*Given problem:* Wherever a line holds the string "représentait", copy that line.

● ● ● ● ●

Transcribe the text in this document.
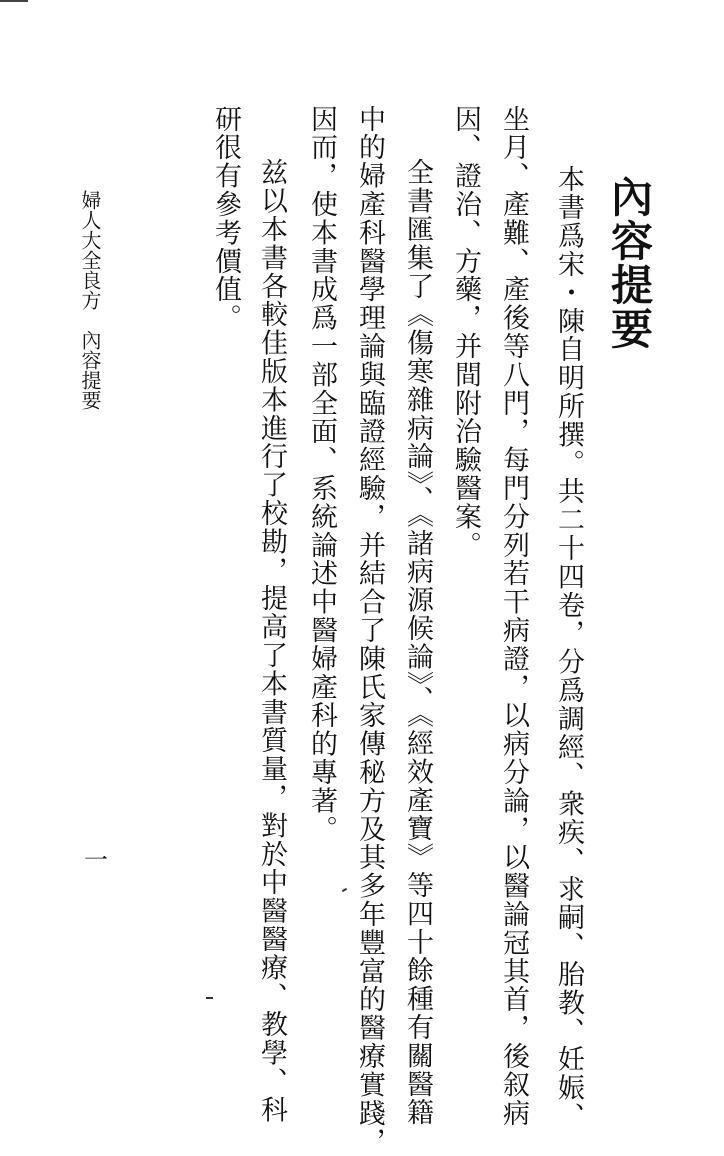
內容提要
本書爲宋・陳自明所撰。共二十四卷，分爲調經、衆疾、求嗣、胎教、妊娠、
坐月、產難、產後等八門，每門分列若干病證，以病分論，以醫論冠其首，後叙病
因、證治、方藥，并間附治驗醫案。
　全書匯集了《傷寒雜病論》、《諸病源候論》、《經效產寶》等四十餘種有關醫籍
中的婦產科醫學理論與臨證經驗，并結合了陳氏家傳秘方及其多年豐富的醫療實踐，
因而，使本書成爲一部全面、系統論述中醫婦產科的專著。
　兹以本書各較佳版本進行了校勘，提高了本書質量，對於中醫醫療、教學、科
研很有參考價值。
婦人大全良方　內容提要
一
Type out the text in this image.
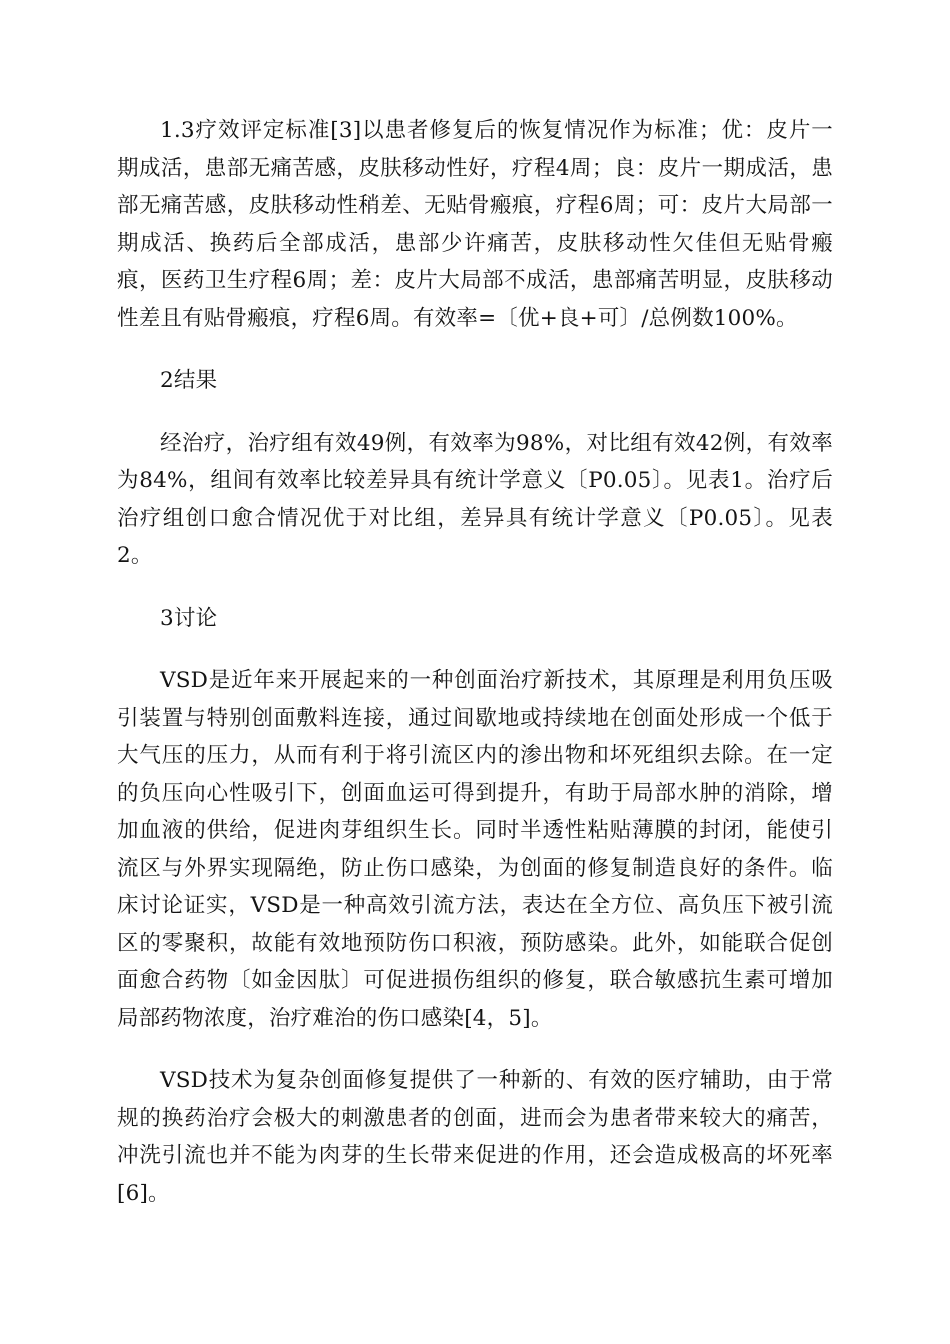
1.3疗效评定标准[3]以患者修复后的恢复情况作为标准；优：皮片一期成活，患部无痛苦感，皮肤移动性好，疗程4周；良：皮片一期成活，患部无痛苦感，皮肤移动性稍差、无贴骨瘢痕，疗程6周；可：皮片大局部一期成活、换药后全部成活，患部少许痛苦，皮肤移动性欠佳但无贴骨瘢痕，医药卫生疗程6周；差：皮片大局部不成活，患部痛苦明显，皮肤移动性差且有贴骨瘢痕，疗程6周。有效率=〔优+良+可〕/总例数100%。

2结果

经治疗，治疗组有效49例，有效率为98%，对比组有效42例，有效率为84%，组间有效率比较差异具有统计学意义〔P0.05〕。见表1。治疗后治疗组创口愈合情况优于对比组，差异具有统计学意义〔P0.05〕。见表2。

3讨论

VSD是近年来开展起来的一种创面治疗新技术，其原理是利用负压吸引装置与特别创面敷料连接，通过间歇地或持续地在创面处形成一个低于大气压的压力，从而有利于将引流区内的渗出物和坏死组织去除。在一定的负压向心性吸引下，创面血运可得到提升，有助于局部水肿的消除，增加血液的供给，促进肉芽组织生长。同时半透性粘贴薄膜的封闭，能使引流区与外界实现隔绝，防止伤口感染，为创面的修复制造良好的条件。临床讨论证实，VSD是一种高效引流方法，表达在全方位、高负压下被引流区的零聚积，故能有效地预防伤口积液，预防感染。此外，如能联合促创面愈合药物〔如金因肽〕可促进损伤组织的修复，联合敏感抗生素可增加局部药物浓度，治疗难治的伤口感染[4，5]。

VSD技术为复杂创面修复提供了一种新的、有效的医疗辅助，由于常规的换药治疗会极大的刺激患者的创面，进而会为患者带来较大的痛苦，冲洗引流也并不能为肉芽的生长带来促进的作用，还会造成极高的坏死率[6]。
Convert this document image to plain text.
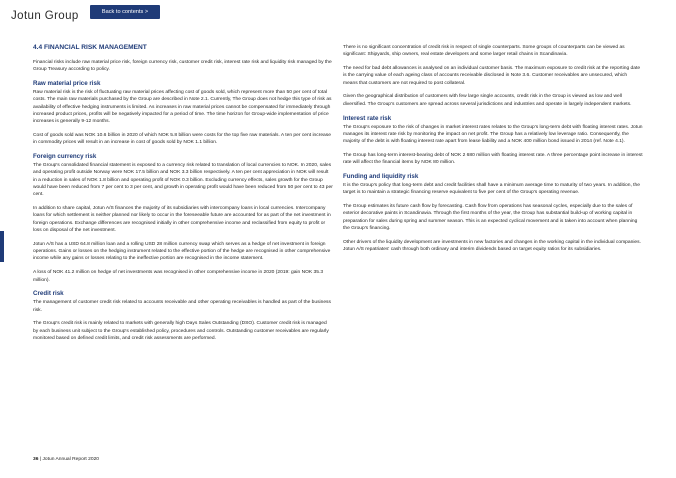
Jotun Group	Back to contents >
4.4 FINANCIAL RISK MANAGEMENT

Financial risks include raw material price risk, foreign currency risk, customer credit risk, interest rate risk and liquidity risk managed by the Group Treasury according to policy.

Raw material price risk

Raw material risk is the risk of fluctuating raw material prices affecting cost of goods sold, which represent more than 50 per cent of total costs. The main raw materials purchased by the Group are described in Note 2.1. Currently, The Group does not hedge this type of risk as availability of effective hedging instruments is limited. As increases in raw material prices cannot be compensated for immediately through increased product prices, profits will be negatively impacted for a period of time. The time horizon for Group-wide implementation of price increases is generally 9-12 months.

Cost of goods sold was NOK 10.6 billion in 2020 of which NOK 5.8 billion were costs for the top five raw materials. A ten per cent increase in commodity prices will result in an increase in cost of goods sold by NOK 1.1 billion.

Foreign currency risk

The Group's consolidated financial statement is exposed to a currency risk related to translation of local currencies to NOK. In 2020, sales and operating profit outside Norway were NOK 17.5 billion and NOK 3.3 billion respectively. A ten per cent appreciation in NOK will result in a reduction in sales of NOK 1.8 billion and operating profit of NOK 0.3 billion. Excluding currency effects, sales growth for the Group would have been reduced from 7 per cent to 3 per cent, and growth in operating profit would have been reduced from 50 per cent to 43 per cent.

In addition to share capital, Jotun A/S finances the majority of its subsidiaries with intercompany loans in local currencies. Intercompany loans for which settlement is neither planned nor likely to occur in the foreseeable future are accounted for as part of the net investment in foreign operations. Exchange differences are recognised initially in other comprehensive income and reclassified from equity to profit or loss on disposal of the net investment.

Jotun A/S has a USD 64.8 million loan and a rolling USD 28 million currency swap which serves as a hedge of net investment in foreign operations. Gains or losses on the hedging instrument related to the effective portion of the hedge are recognised in other comprehensive income while any gains or losses relating to the ineffective portion are recognised in the income statement.

A loss of NOK 41.2 million on hedge of net investments was recognised in other comprehensive income in 2020 (2019: gain NOK 35.3 million).

Credit risk

The management of customer credit risk related to accounts receivable and other operating receivables is handled as part of the business risk.

The Group's credit risk is mainly related to markets with generally high Days Sales Outstanding (DSO). Customer credit risk is managed by each business unit subject to the Group's established policy, procedures and controls. Outstanding customer receivables are regularly monitored based on defined credit limits, and credit risk assessments are performed.

There is no significant concentration of credit risk in respect of single counterparts. Some groups of counterparts can be viewed as significant: Shipyards, ship owners, real estate developers and some larger retail chains in Scandinavia.

The need for bad debt allowances is analysed on an individual customer basis. The maximum exposure to credit risk at the reporting date is the carrying value of each ageing class of accounts receivable disclosed in Note 3.6. Customer receivables are unsecured, which means that customers are not required to post collateral.

Given the geographical distribution of customers with few large single accounts, credit risk in the Group is viewed as low and well diversified. The Group's customers are spread across several jurisdictions and industries and operate in largely independent markets.

Interest rate risk

The Group's exposure to the risk of changes in market interest rates relates to the Group's long-term debt with floating interest rates. Jotun manages its interest rate risk by monitoring the impact on net profit. The Group has a relatively low leverage ratio. Consequently, the majority of the debt is with floating interest rate apart from lease liability and a NOK 400 million bond issued in 2014 (ref. Note 4.1).

The Group has long-term interest-bearing debt of NOK 2 680 million with floating interest rate. A three percentage point increase in interest rate will affect the financial items by NOK 80 million.

Funding and liquidity risk

It is the Group's policy that long-term debt and credit facilities shall have a minimum average time to maturity of two years. In addition, the target is to maintain a strategic financing reserve equivalent to five per cent of the Group's operating revenue.

The Group estimates its future cash flow by forecasting. Cash flow from operations has seasonal cycles, especially due to the sales of exterior decorative paints in Scandinavia. Through the first months of the year, the Group has substantial build-up of working capital in preparation for sales during spring and summer season. This is an expected cyclical movement and is taken into account when planning the Group's financing.

Other drivers of the liquidity development are investments in new factories and changes in the working capital in the individual companies. Jotun A/S repatriates' cash through both ordinary and interim dividends based on target equity ratios for its subsidiaries.

36 | Jotun Annual Report 2020
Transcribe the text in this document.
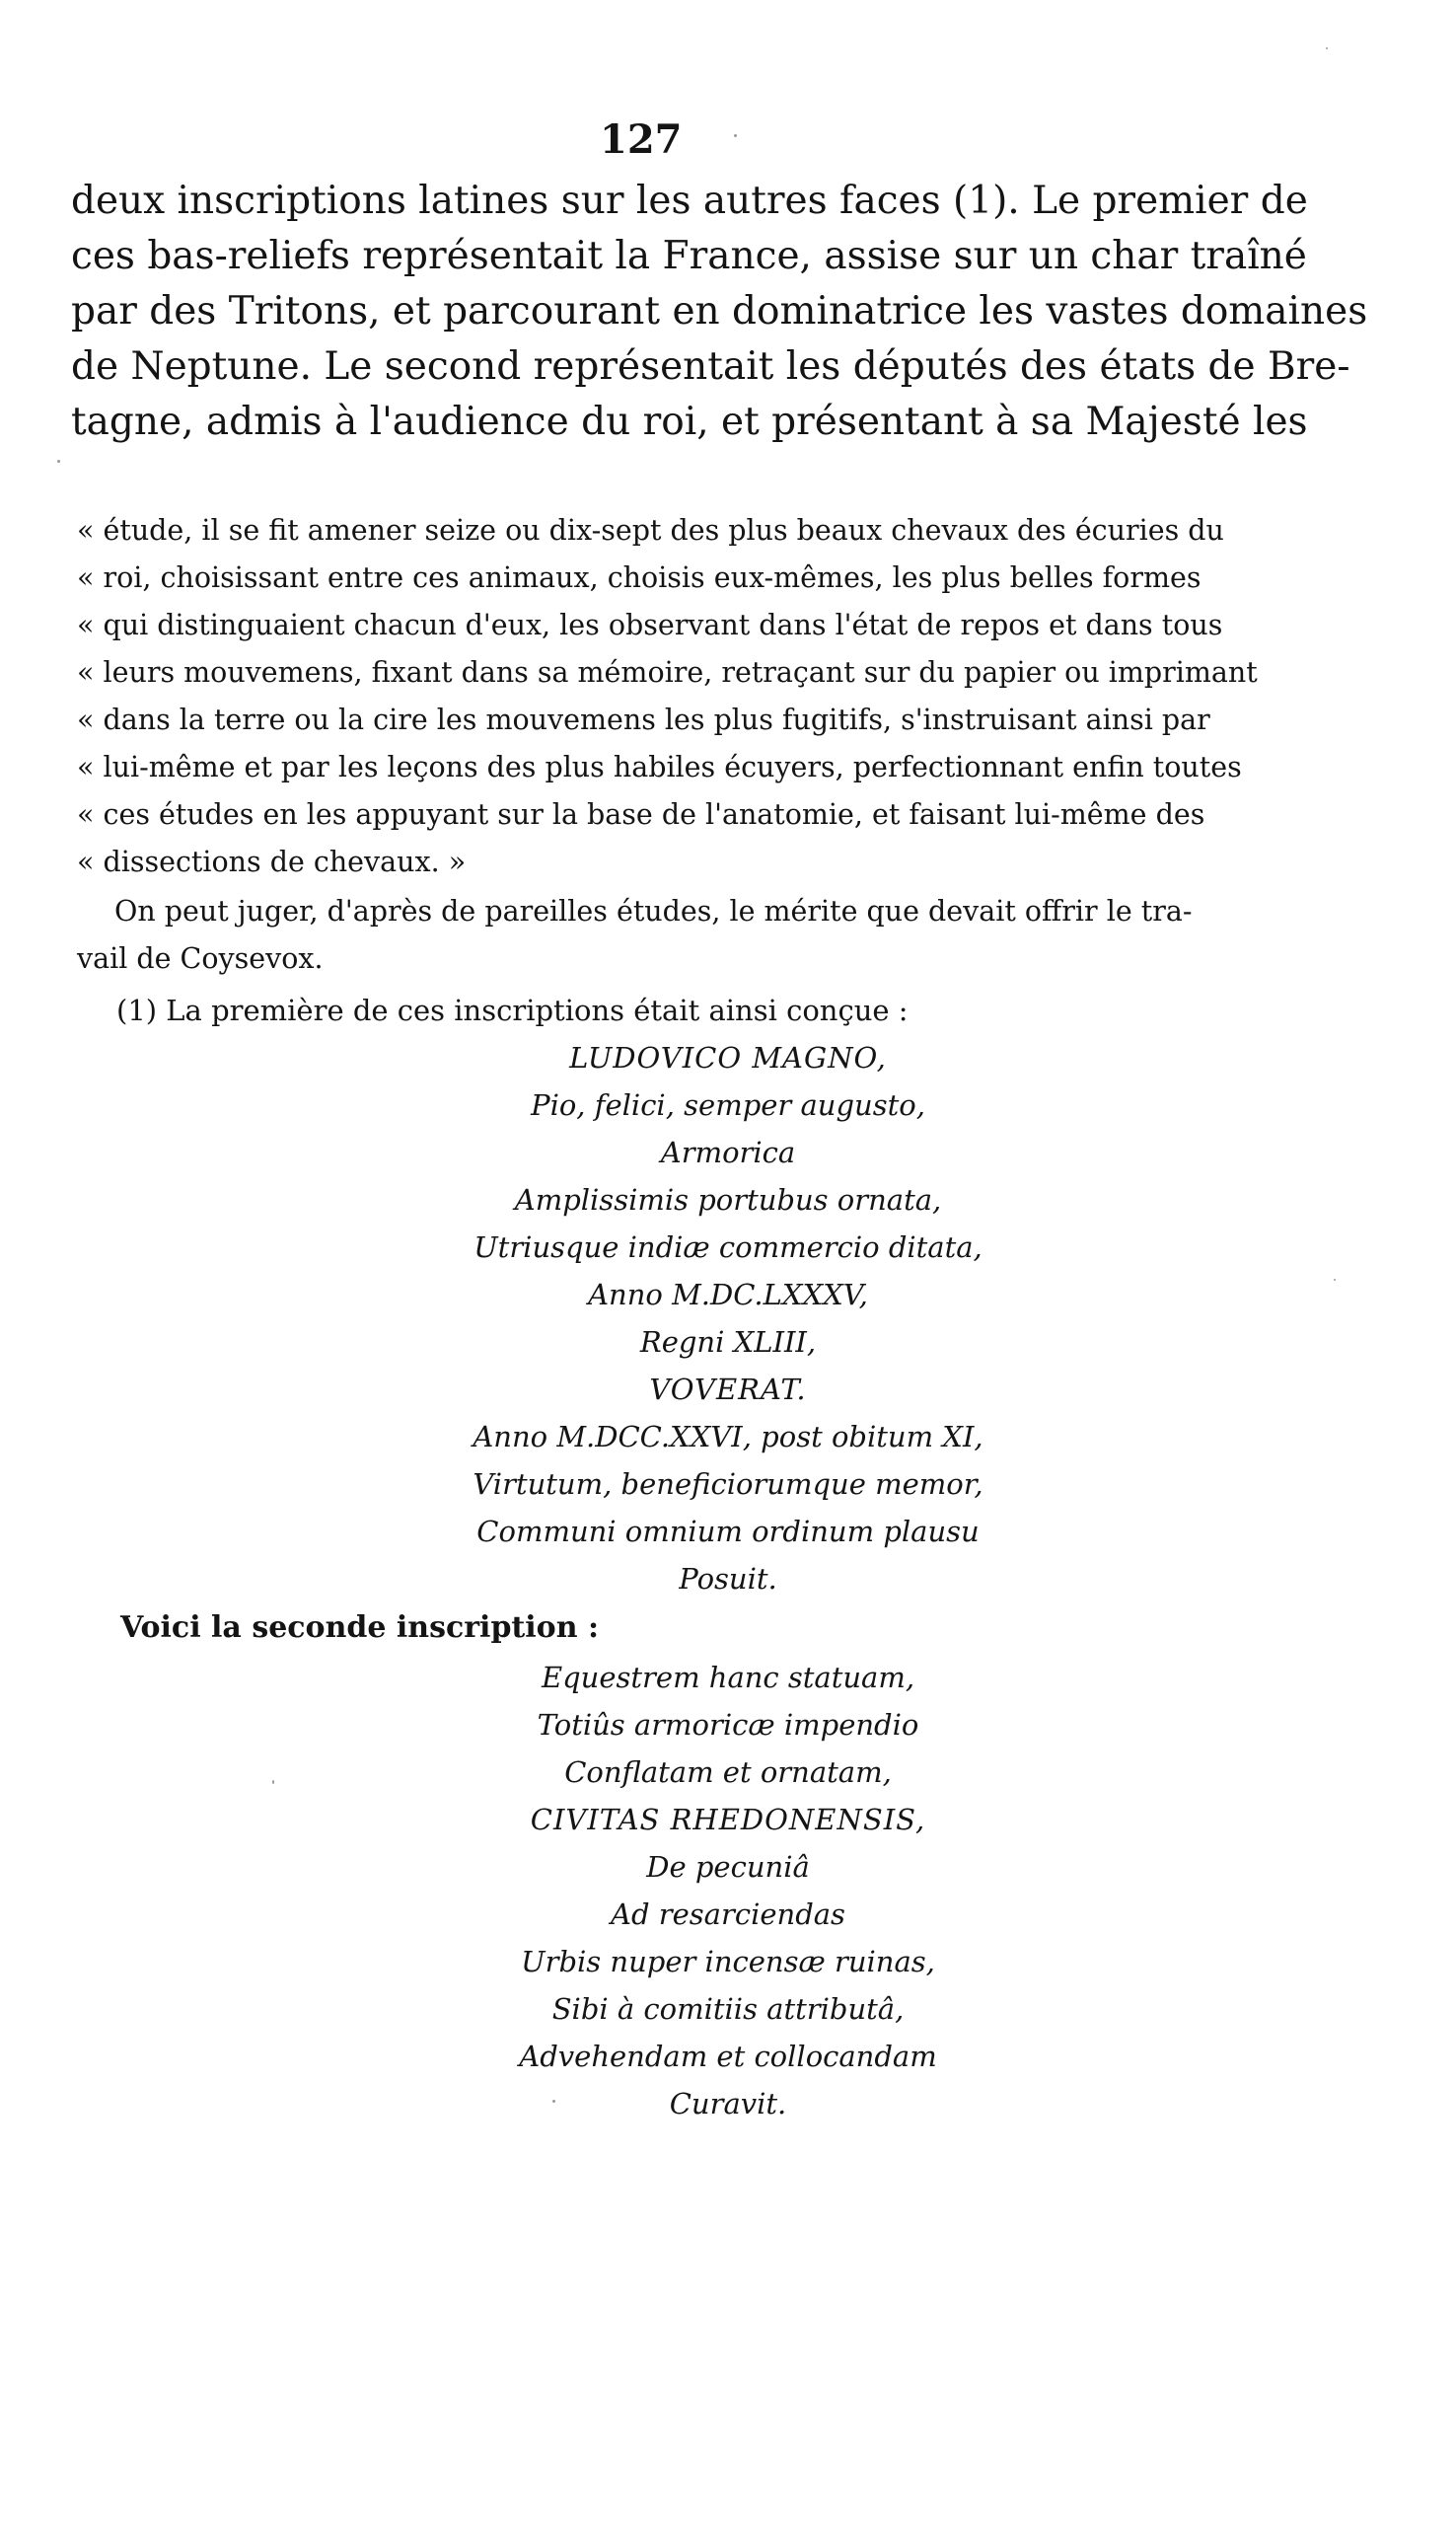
127
deux inscriptions latines sur les autres faces (1). Le premier de
ces bas-reliefs représentait la France, assise sur un char traîné
par des Tritons, et parcourant en dominatrice les vastes domaines
de Neptune. Le second représentait les députés des états de Bre-
tagne, admis à l'audience du roi, et présentant à sa Majesté les
« étude, il se fit amener seize ou dix-sept des plus beaux chevaux des écuries du
« roi, choisissant entre ces animaux, choisis eux-mêmes, les plus belles formes
« qui distinguaient chacun d'eux, les observant dans l'état de repos et dans tous
« leurs mouvemens, fixant dans sa mémoire, retraçant sur du papier ou imprimant
« dans la terre ou la cire les mouvemens les plus fugitifs, s'instruisant ainsi par
« lui-même et par les leçons des plus habiles écuyers, perfectionnant enfin toutes
« ces études en les appuyant sur la base de l'anatomie, et faisant lui-même des
« dissections de chevaux. »
On peut juger, d'après de pareilles études, le mérite que devait offrir le tra-
vail de Coysevox.
(1) La première de ces inscriptions était ainsi conçue :
LUDOVICO MAGNO,
Pio, felici, semper augusto,
Armorica
Amplissimis portubus ornata,
Utriusque indiæ commercio ditata,
Anno M.DC.LXXXV,
Regni XLIII,
VOVERAT.
Anno M.DCC.XXVI, post obitum XI,
Virtutum, beneficiorumque memor,
Communi omnium ordinum plausu
Posuit.
Voici la seconde inscription :
Equestrem hanc statuam,
Totiûs armoricæ impendio
Conflatam et ornatam,
CIVITAS RHEDONENSIS,
De pecuniâ
Ad resarciendas
Urbis nuper incensæ ruinas,
Sibi à comitiis attributâ,
Advehendam et collocandam
Curavit.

● ● ● ● ●

*Response to the task:*
ces bas-reliefs représentait la France, assise sur un char traîné
de Neptune. Le second représentait les députés des états de Bre-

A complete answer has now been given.